Stored rows:
^^^^^^^^^^^^^^^^
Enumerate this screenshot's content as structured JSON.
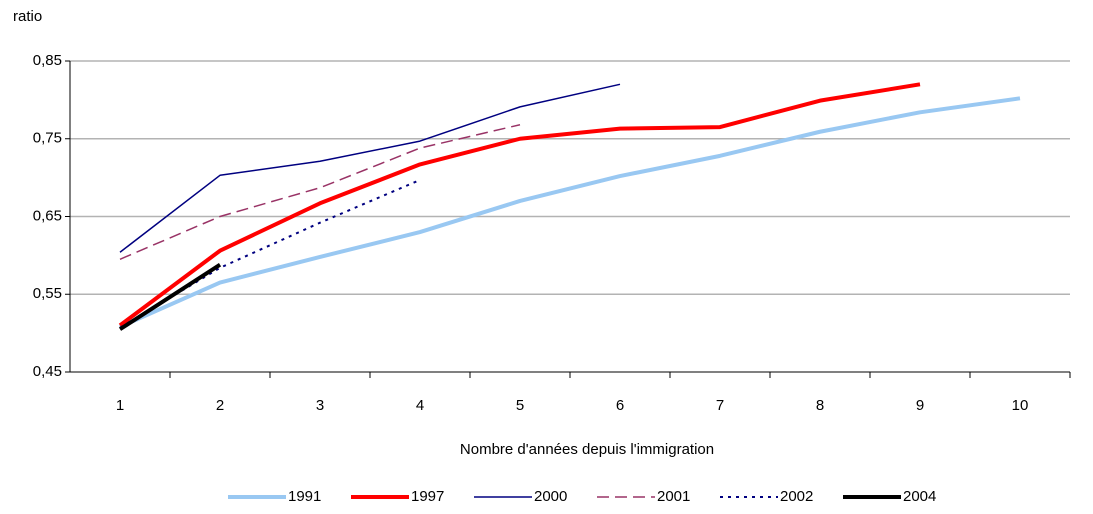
{
  "chart_data": {
    "type": "line",
    "y_label": "ratio",
    "x_label": "Nombre d'années depuis l'immigration",
    "categories": [
      "1",
      "2",
      "3",
      "4",
      "5",
      "6",
      "7",
      "8",
      "9",
      "10"
    ],
    "ylim": [
      0.45,
      0.85
    ],
    "yticks": [
      {
        "value": 0.45,
        "label": "0,45"
      },
      {
        "value": 0.55,
        "label": "0,55"
      },
      {
        "value": 0.65,
        "label": "0,65"
      },
      {
        "value": 0.75,
        "label": "0,75"
      },
      {
        "value": 0.85,
        "label": "0,85"
      }
    ],
    "grid": true,
    "legend": "bottom",
    "series": [
      {
        "name": "1991",
        "color": "#99c8f2",
        "width": 4,
        "dash": "solid",
        "values": [
          0.508,
          0.565,
          0.598,
          0.63,
          0.67,
          0.702,
          0.728,
          0.759,
          0.784,
          0.802
        ]
      },
      {
        "name": "1997",
        "color": "#ff0000",
        "width": 4,
        "dash": "solid",
        "values": [
          0.51,
          0.606,
          0.667,
          0.717,
          0.75,
          0.763,
          0.765,
          0.799,
          0.82,
          null
        ]
      },
      {
        "name": "2000",
        "color": "#000080",
        "width": 1.5,
        "dash": "solid",
        "values": [
          0.604,
          0.703,
          0.721,
          0.747,
          0.791,
          0.82,
          null,
          null,
          null,
          null
        ]
      },
      {
        "name": "2001",
        "color": "#993366",
        "width": 1.5,
        "dash": "dashed",
        "values": [
          0.595,
          0.65,
          0.687,
          0.738,
          0.768,
          null,
          null,
          null,
          null,
          null
        ]
      },
      {
        "name": "2002",
        "color": "#000080",
        "width": 2,
        "dash": "dotted",
        "values": [
          0.507,
          0.584,
          0.642,
          0.697,
          null,
          null,
          null,
          null,
          null,
          null
        ]
      },
      {
        "name": "2004",
        "color": "#000000",
        "width": 4,
        "dash": "solid",
        "values": [
          0.505,
          0.588,
          null,
          null,
          null,
          null,
          null,
          null,
          null,
          null
        ]
      }
    ]
  }
}
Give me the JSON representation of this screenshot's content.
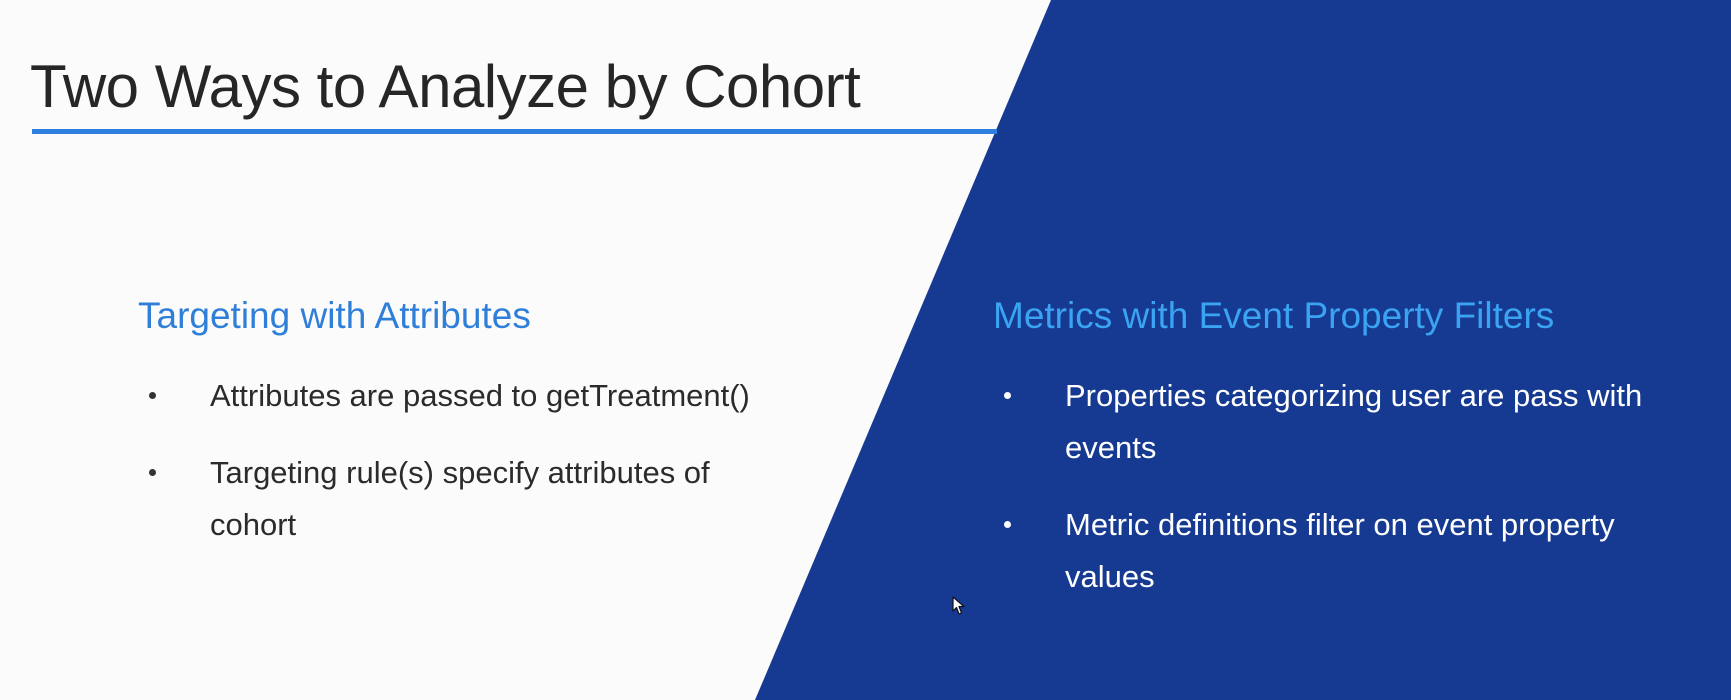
{
  "slide": {
    "title": "Two Ways to Analyze by Cohort",
    "colors": {
      "background": "#fbfbfb",
      "panel": "#163a91",
      "accent_rule": "#2f7fe0",
      "left_heading": "#2f7fd8",
      "right_heading": "#3aa3f2"
    },
    "left": {
      "heading": "Targeting with Attributes",
      "bullets": [
        "Attributes are passed to getTreatment()",
        "Targeting rule(s) specify attributes of cohort"
      ]
    },
    "right": {
      "heading": "Metrics with Event Property Filters",
      "bullets": [
        "Properties categorizing user are pass with events",
        "Metric definitions filter on event property values"
      ]
    },
    "cursor_icon": "mouse-pointer-icon"
  }
}
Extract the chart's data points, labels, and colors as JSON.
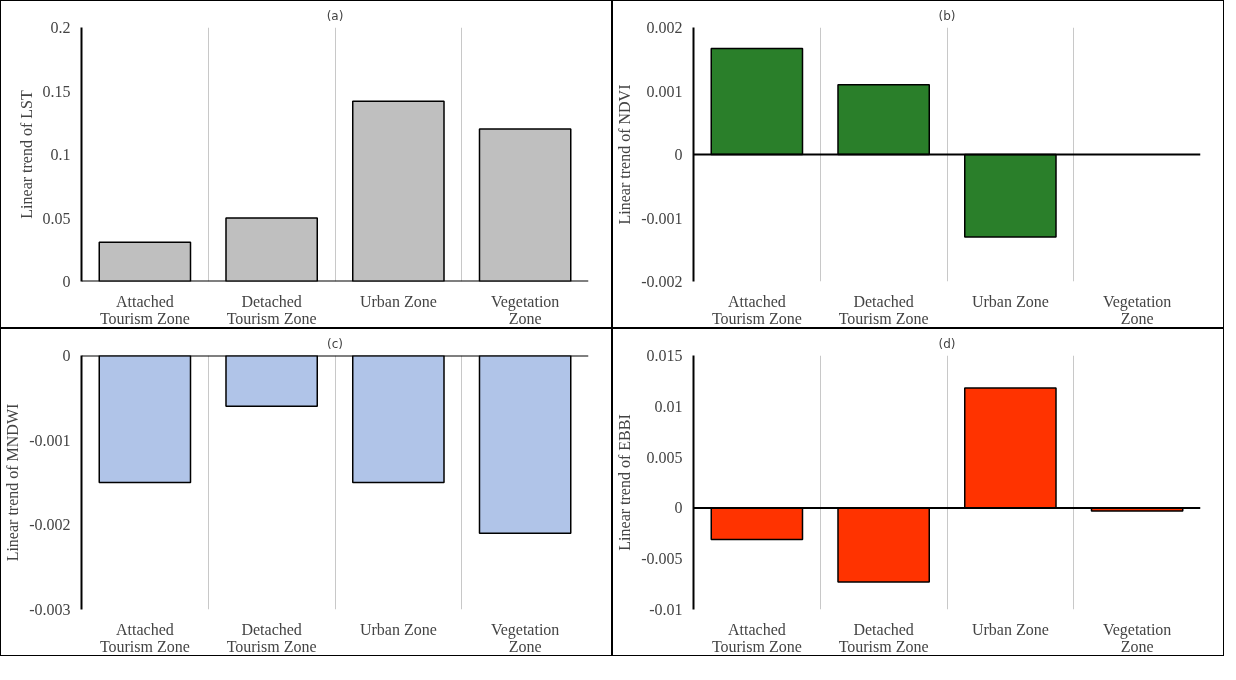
{
  "chart_data": [
    {
      "type": "bar",
      "title": "(a)",
      "ylabel": "Linear trend of LST",
      "categories": [
        "Attached Tourism Zone",
        "Detached Tourism Zone",
        "Urban Zone",
        "Vegetation Zone"
      ],
      "values": [
        0.031,
        0.05,
        0.142,
        0.12
      ],
      "color": "#bfbfbf",
      "ylim": [
        0,
        0.2
      ],
      "yticks": [
        0,
        0.05,
        0.1,
        0.15,
        0.2
      ],
      "grid": "x"
    },
    {
      "type": "bar",
      "title": "(b)",
      "ylabel": "Linear trend of NDVI",
      "categories": [
        "Attached Tourism Zone",
        "Detached Tourism Zone",
        "Urban Zone",
        "Vegetation Zone"
      ],
      "values": [
        0.00167,
        0.0011,
        -0.0013,
        null
      ],
      "color": "#2a7f2a",
      "ylim": [
        -0.002,
        0.002
      ],
      "yticks": [
        -0.002,
        -0.001,
        0,
        0.001,
        0.002
      ],
      "grid": "x"
    },
    {
      "type": "bar",
      "title": "(c)",
      "ylabel": "Linear trend of MNDWI",
      "categories": [
        "Attached Tourism Zone",
        "Detached Tourism Zone",
        "Urban Zone",
        "Vegetation Zone"
      ],
      "values": [
        -0.0015,
        -0.0006,
        -0.0015,
        -0.0021
      ],
      "color": "#b0c4e8",
      "ylim": [
        -0.003,
        0
      ],
      "yticks": [
        -0.003,
        -0.002,
        -0.001,
        0
      ],
      "grid": "x"
    },
    {
      "type": "bar",
      "title": "(d)",
      "ylabel": "Linear trend of EBBI",
      "categories": [
        "Attached Tourism Zone",
        "Detached Tourism Zone",
        "Urban Zone",
        "Vegetation Zone"
      ],
      "values": [
        -0.0031,
        -0.0073,
        0.0118,
        -0.0003
      ],
      "color": "#ff3300",
      "ylim": [
        -0.01,
        0.015
      ],
      "yticks": [
        -0.01,
        -0.005,
        0,
        0.005,
        0.01,
        0.015
      ],
      "grid": "x"
    }
  ]
}
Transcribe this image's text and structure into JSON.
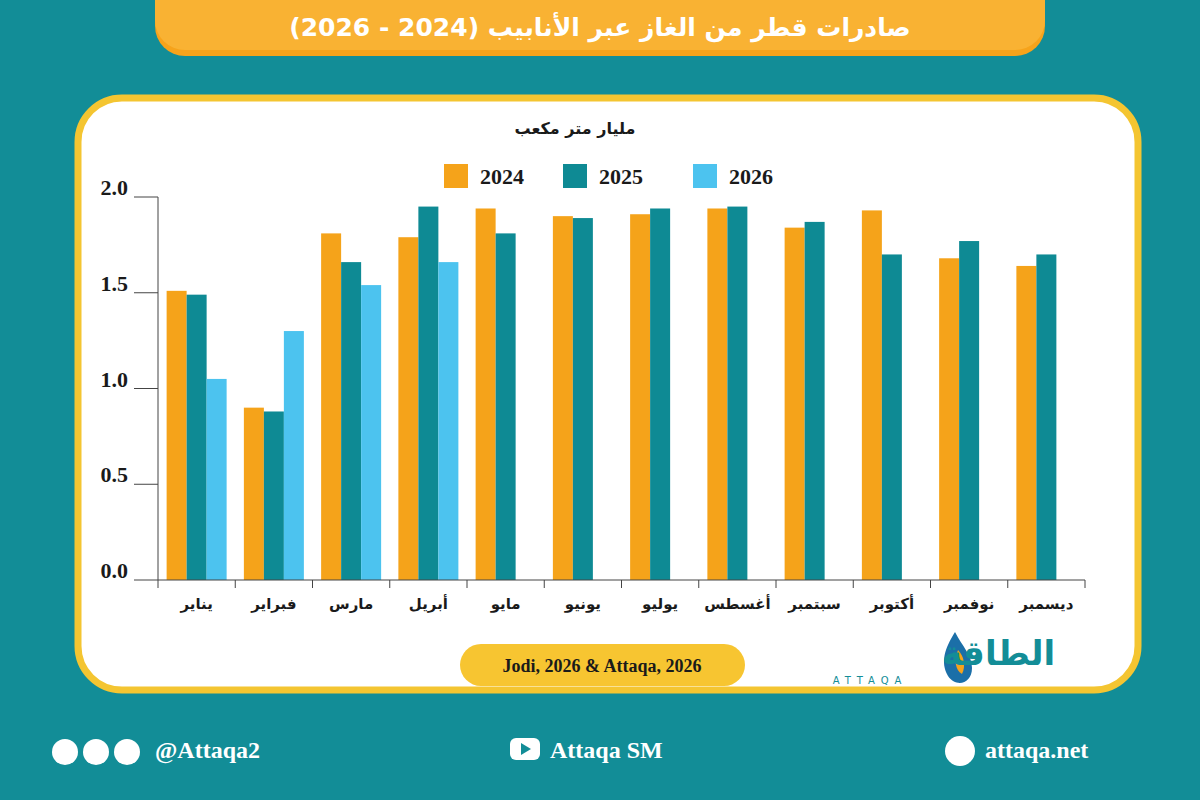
{
  "chart_data": {
    "type": "bar",
    "title": "صادرات قطر من الغاز عبر الأنابيب (2024 - 2026)",
    "y_label": "مليار متر مكعب",
    "categories": [
      "يناير",
      "فبراير",
      "مارس",
      "أبريل",
      "مايو",
      "يونيو",
      "يوليو",
      "أغسطس",
      "سبتمبر",
      "أكتوبر",
      "نوفمبر",
      "ديسمبر"
    ],
    "series": [
      {
        "name": "2024",
        "color": "#f5a31a",
        "values": [
          1.51,
          0.9,
          1.81,
          1.79,
          1.94,
          1.9,
          1.91,
          1.94,
          1.84,
          1.93,
          1.68,
          1.64
        ]
      },
      {
        "name": "2025",
        "color": "#0e8a94",
        "values": [
          1.49,
          0.88,
          1.66,
          1.95,
          1.81,
          1.89,
          1.94,
          1.95,
          1.87,
          1.7,
          1.77,
          1.7
        ]
      },
      {
        "name": "2026",
        "color": "#4cc3ef",
        "values": [
          1.05,
          1.3,
          1.54,
          1.66,
          null,
          null,
          null,
          null,
          null,
          null,
          null,
          null
        ]
      }
    ],
    "ylim": [
      0,
      2
    ],
    "yticks": [
      {
        "value": 0,
        "label": "0.0"
      },
      0.5,
      {
        "value": 1,
        "label": "1.0"
      },
      1.5,
      {
        "value": 2,
        "label": "2.0"
      }
    ],
    "grid": false,
    "legend": "top",
    "source": "Jodi, 2026 & Attaqa, 2026",
    "logo_text": "الطاقة",
    "logo_subtext": "ATTAQA",
    "footer": [
      "@Attaqa2",
      "Attaqa SM",
      "attaqa.net"
    ]
  }
}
^^^^^^^^^^^^^^^^
Which lines in the listing above hold the word "JSON"? Show each of them.

Solution:
Enumerate this screenshot's content as structured JSON.
Give me the JSON representation of this screenshot's content.
Extract the chart's data points, labels, and colors as JSON.
Transcribe this image's text and structure into JSON.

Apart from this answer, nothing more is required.